EXERCISE BRIEF
Copy each line below exactly and leave the pictures out.

PROVIDED DATA

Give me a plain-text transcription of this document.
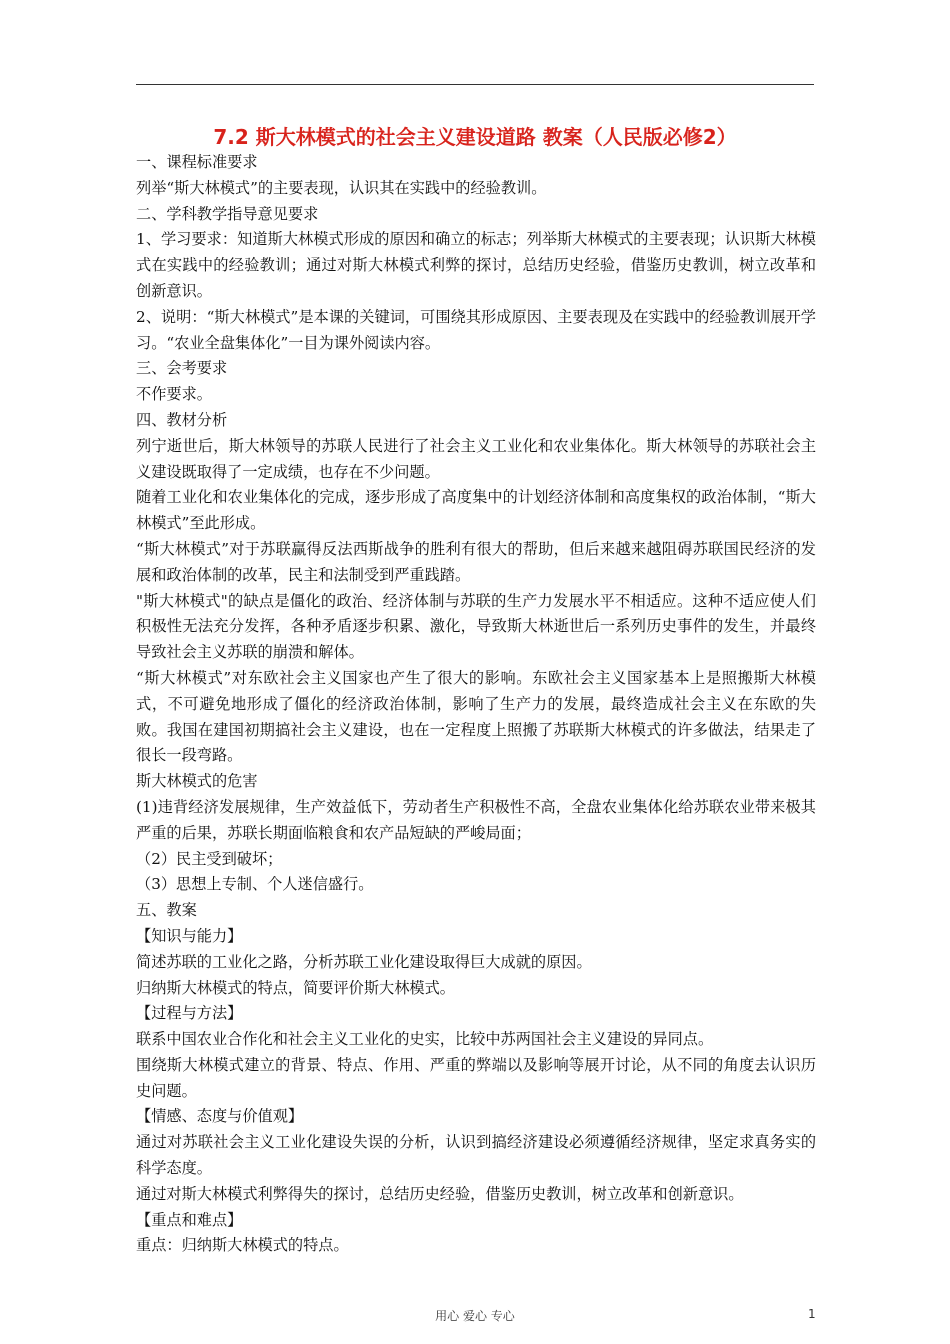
7.2 斯大林模式的社会主义建设道路 教案（人民版必修2）

一、课程标准要求

列举“斯大林模式”的主要表现，认识其在实践中的经验教训。

二、学科教学指导意见要求

1、学习要求：知道斯大林模式形成的原因和确立的标志；列举斯大林模式的主要表现；认识斯大林模式在实践中的经验教训；通过对斯大林模式利弊的探讨，总结历史经验，借鉴历史教训，树立改革和创新意识。

2、说明：“斯大林模式”是本课的关键词，可围绕其形成原因、主要表现及在实践中的经验教训展开学习。“农业全盘集体化”一目为课外阅读内容。

三、会考要求

不作要求。

四、教材分析

列宁逝世后，斯大林领导的苏联人民进行了社会主义工业化和农业集体化。斯大林领导的苏联社会主义建设既取得了一定成绩，也存在不少问题。

随着工业化和农业集体化的完成，逐步形成了高度集中的计划经济体制和高度集权的政治体制，“斯大林模式”至此形成。

“斯大林模式”对于苏联赢得反法西斯战争的胜利有很大的帮助，但后来越来越阻碍苏联国民经济的发展和政治体制的改革，民主和法制受到严重践踏。

"斯大林模式"的缺点是僵化的政治、经济体制与苏联的生产力发展水平不相适应。这种不适应使人们积极性无法充分发挥，各种矛盾逐步积累、激化，导致斯大林逝世后一系列历史事件的发生，并最终导致社会主义苏联的崩溃和解体。

“斯大林模式”对东欧社会主义国家也产生了很大的影响。东欧社会主义国家基本上是照搬斯大林模式，不可避免地形成了僵化的经济政治体制，影响了生产力的发展，最终造成社会主义在东欧的失败。我国在建国初期搞社会主义建设，也在一定程度上照搬了苏联斯大林模式的许多做法，结果走了很长一段弯路。

斯大林模式的危害

(1)违背经济发展规律，生产效益低下，劳动者生产积极性不高，全盘农业集体化给苏联农业带来极其严重的后果，苏联长期面临粮食和农产品短缺的严峻局面；

（2）民主受到破坏；

（3）思想上专制、个人迷信盛行。

五、教案

【知识与能力】

简述苏联的工业化之路，分析苏联工业化建设取得巨大成就的原因。

归纳斯大林模式的特点，简要评价斯大林模式。

【过程与方法】

联系中国农业合作化和社会主义工业化的史实，比较中苏两国社会主义建设的异同点。

围绕斯大林模式建立的背景、特点、作用、严重的弊端以及影响等展开讨论，从不同的角度去认识历史问题。

【情感、态度与价值观】

通过对苏联社会主义工业化建设失误的分析，认识到搞经济建设必须遵循经济规律，坚定求真务实的科学态度。

通过对斯大林模式利弊得失的探讨，总结历史经验，借鉴历史教训，树立改革和创新意识。

【重点和难点】

重点：归纳斯大林模式的特点。

用心 爱心 专心	1
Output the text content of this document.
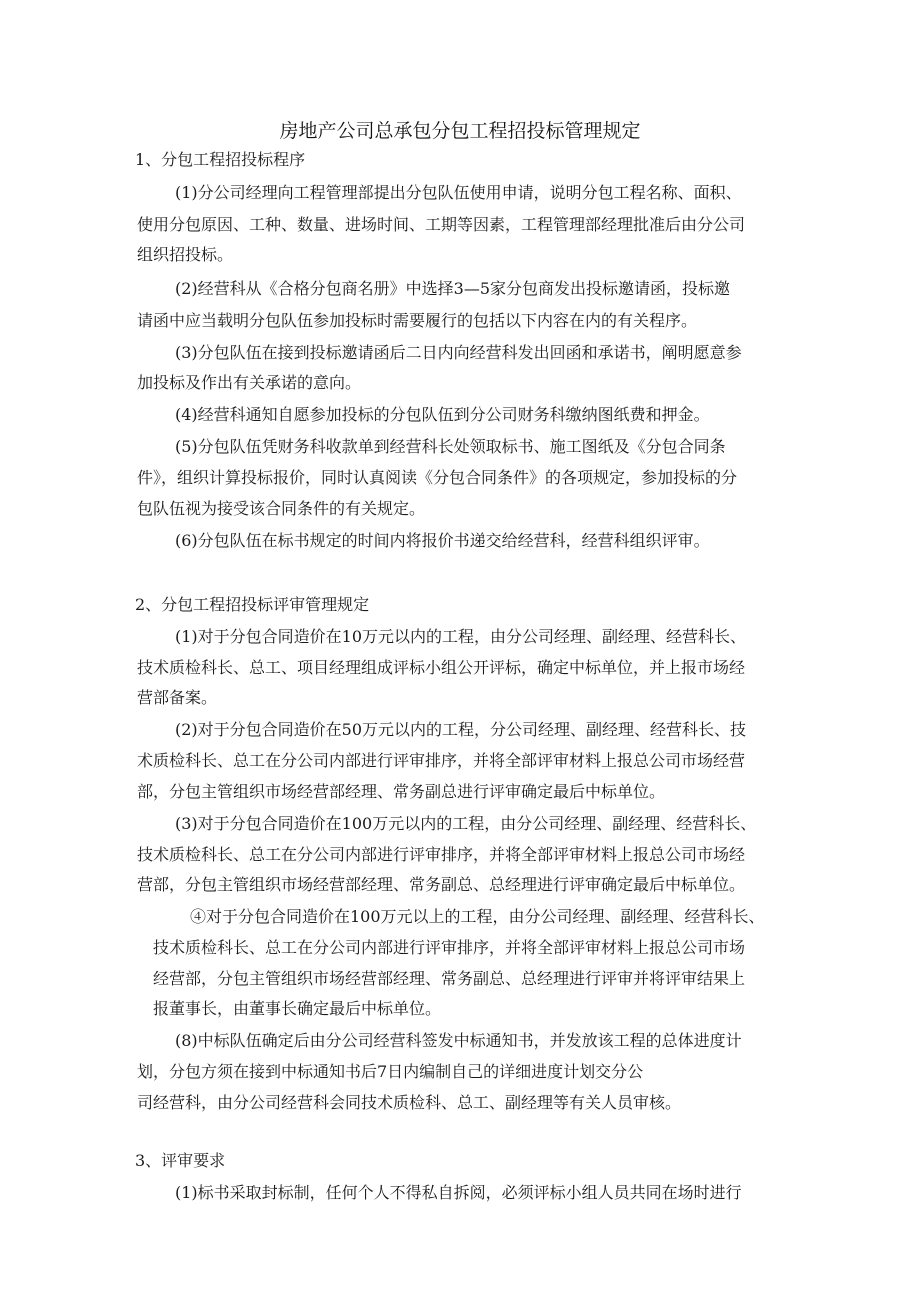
房地产公司总承包分包工程招投标管理规定

1、分包工程招投标程序

(1)分公司经理向工程管理部提出分包队伍使用申请，说明分包工程名称、面积、

使用分包原因、工种、数量、进场时间、工期等因素，工程管理部经理批准后由分公司

组织招投标。

(2)经营科从《合格分包商名册》中选择3—5家分包商发出投标邀请函，投标邀

请函中应当载明分包队伍参加投标时需要履行的包括以下内容在内的有关程序。

(3)分包队伍在接到投标邀请函后二日内向经营科发出回函和承诺书，阐明愿意参

加投标及作出有关承诺的意向。

(4)经营科通知自愿参加投标的分包队伍到分公司财务科缴纳图纸费和押金。

(5)分包队伍凭财务科收款单到经营科长处领取标书、施工图纸及《分包合同条

件》，组织计算投标报价，同时认真阅读《分包合同条件》的各项规定，参加投标的分

包队伍视为接受该合同条件的有关规定。

(6)分包队伍在标书规定的时间内将报价书递交给经营科，经营科组织评审。

2、分包工程招投标评审管理规定

(1)对于分包合同造价在10万元以内的工程，由分公司经理、副经理、经营科长、

技术质检科长、总工、项目经理组成评标小组公开评标，确定中标单位，并上报市场经

营部备案。

(2)对于分包合同造价在50万元以内的工程，分公司经理、副经理、经营科长、技

术质检科长、总工在分公司内部进行评审排序，并将全部评审材料上报总公司市场经营

部，分包主管组织市场经营部经理、常务副总进行评审确定最后中标单位。

(3)对于分包合同造价在100万元以内的工程，由分公司经理、副经理、经营科长、

技术质检科长、总工在分公司内部进行评审排序，并将全部评审材料上报总公司市场经

营部，分包主管组织市场经营部经理、常务副总、总经理进行评审确定最后中标单位。

④对于分包合同造价在100万元以上的工程，由分公司经理、副经理、经营科长、

技术质检科长、总工在分公司内部进行评审排序，并将全部评审材料上报总公司市场

经营部，分包主管组织市场经营部经理、常务副总、总经理进行评审并将评审结果上

报董事长，由董事长确定最后中标单位。

(8)中标队伍确定后由分公司经营科签发中标通知书，并发放该工程的总体进度计

划，分包方须在接到中标通知书后7日内编制自己的详细进度计划交分公

司经营科，由分公司经营科会同技术质检科、总工、副经理等有关人员审核。

3、评审要求

(1)标书采取封标制，任何个人不得私自拆阅，必须评标小组人员共同在场时进行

RESULT OF THE TASK
Give me a plain-text transcription of this document.
7.2 斯大林模式的社会主义建设道路 教案（人民版必修2）

一、课程标准要求

列举“斯大林模式”的主要表现，认识其在实践中的经验教训。

二、学科教学指导意见要求

1、学习要求：知道斯大林模式形成的原因和确立的标志；列举斯大林模式的主要表现；认识斯大林模式在实践中的经验教训；通过对斯大林模式利弊的探讨，总结历史经验，借鉴历史教训，树立改革和创新意识。

2、说明：“斯大林模式”是本课的关键词，可围绕其形成原因、主要表现及在实践中的经验教训展开学习。“农业全盘集体化”一目为课外阅读内容。

三、会考要求

不作要求。

四、教材分析

列宁逝世后，斯大林领导的苏联人民进行了社会主义工业化和农业集体化。斯大林领导的苏联社会主义建设既取得了一定成绩，也存在不少问题。

随着工业化和农业集体化的完成，逐步形成了高度集中的计划经济体制和高度集权的政治体制，“斯大林模式”至此形成。

“斯大林模式”对于苏联赢得反法西斯战争的胜利有很大的帮助，但后来越来越阻碍苏联国民经济的发展和政治体制的改革，民主和法制受到严重践踏。

"斯大林模式"的缺点是僵化的政治、经济体制与苏联的生产力发展水平不相适应。这种不适应使人们积极性无法充分发挥，各种矛盾逐步积累、激化，导致斯大林逝世后一系列历史事件的发生，并最终导致社会主义苏联的崩溃和解体。

“斯大林模式”对东欧社会主义国家也产生了很大的影响。东欧社会主义国家基本上是照搬斯大林模式，不可避免地形成了僵化的经济政治体制，影响了生产力的发展，最终造成社会主义在东欧的失败。我国在建国初期搞社会主义建设，也在一定程度上照搬了苏联斯大林模式的许多做法，结果走了很长一段弯路。

斯大林模式的危害

(1)违背经济发展规律，生产效益低下，劳动者生产积极性不高，全盘农业集体化给苏联农业带来极其严重的后果，苏联长期面临粮食和农产品短缺的严峻局面；

（2）民主受到破坏；

（3）思想上专制、个人迷信盛行。

五、教案

【知识与能力】

简述苏联的工业化之路，分析苏联工业化建设取得巨大成就的原因。

归纳斯大林模式的特点，简要评价斯大林模式。

【过程与方法】

联系中国农业合作化和社会主义工业化的史实，比较中苏两国社会主义建设的异同点。

围绕斯大林模式建立的背景、特点、作用、严重的弊端以及影响等展开讨论，从不同的角度去认识历史问题。

【情感、态度与价值观】

通过对苏联社会主义工业化建设失误的分析，认识到搞经济建设必须遵循经济规律，坚定求真务实的科学态度。

通过对斯大林模式利弊得失的探讨，总结历史经验，借鉴历史教训，树立改革和创新意识。

【重点和难点】

重点：归纳斯大林模式的特点。

用心 爱心 专心	1
Output the text content of this document.
房地产公司总承包分包工程招投标管理规定

1、分包工程招投标程序

(1)分公司经理向工程管理部提出分包队伍使用申请，说明分包工程名称、面积、

使用分包原因、工种、数量、进场时间、工期等因素，工程管理部经理批准后由分公司

组织招投标。

(2)经营科从《合格分包商名册》中选择3—5家分包商发出投标邀请函，投标邀

请函中应当载明分包队伍参加投标时需要履行的包括以下内容在内的有关程序。

(3)分包队伍在接到投标邀请函后二日内向经营科发出回函和承诺书，阐明愿意参

加投标及作出有关承诺的意向。

(4)经营科通知自愿参加投标的分包队伍到分公司财务科缴纳图纸费和押金。

(5)分包队伍凭财务科收款单到经营科长处领取标书、施工图纸及《分包合同条

件》，组织计算投标报价，同时认真阅读《分包合同条件》的各项规定，参加投标的分

包队伍视为接受该合同条件的有关规定。

(6)分包队伍在标书规定的时间内将报价书递交给经营科，经营科组织评审。

2、分包工程招投标评审管理规定

(1)对于分包合同造价在10万元以内的工程，由分公司经理、副经理、经营科长、

技术质检科长、总工、项目经理组成评标小组公开评标，确定中标单位，并上报市场经

营部备案。

(2)对于分包合同造价在50万元以内的工程，分公司经理、副经理、经营科长、技

术质检科长、总工在分公司内部进行评审排序，并将全部评审材料上报总公司市场经营

部，分包主管组织市场经营部经理、常务副总进行评审确定最后中标单位。

(3)对于分包合同造价在100万元以内的工程，由分公司经理、副经理、经营科长、

技术质检科长、总工在分公司内部进行评审排序，并将全部评审材料上报总公司市场经

营部，分包主管组织市场经营部经理、常务副总、总经理进行评审确定最后中标单位。

④对于分包合同造价在100万元以上的工程，由分公司经理、副经理、经营科长、

技术质检科长、总工在分公司内部进行评审排序，并将全部评审材料上报总公司市场

经营部，分包主管组织市场经营部经理、常务副总、总经理进行评审并将评审结果上

报董事长，由董事长确定最后中标单位。

(8)中标队伍确定后由分公司经营科签发中标通知书，并发放该工程的总体进度计

划，分包方须在接到中标通知书后7日内编制自己的详细进度计划交分公

司经营科，由分公司经营科会同技术质检科、总工、副经理等有关人员审核。

3、评审要求

(1)标书采取封标制，任何个人不得私自拆阅，必须评标小组人员共同在场时进行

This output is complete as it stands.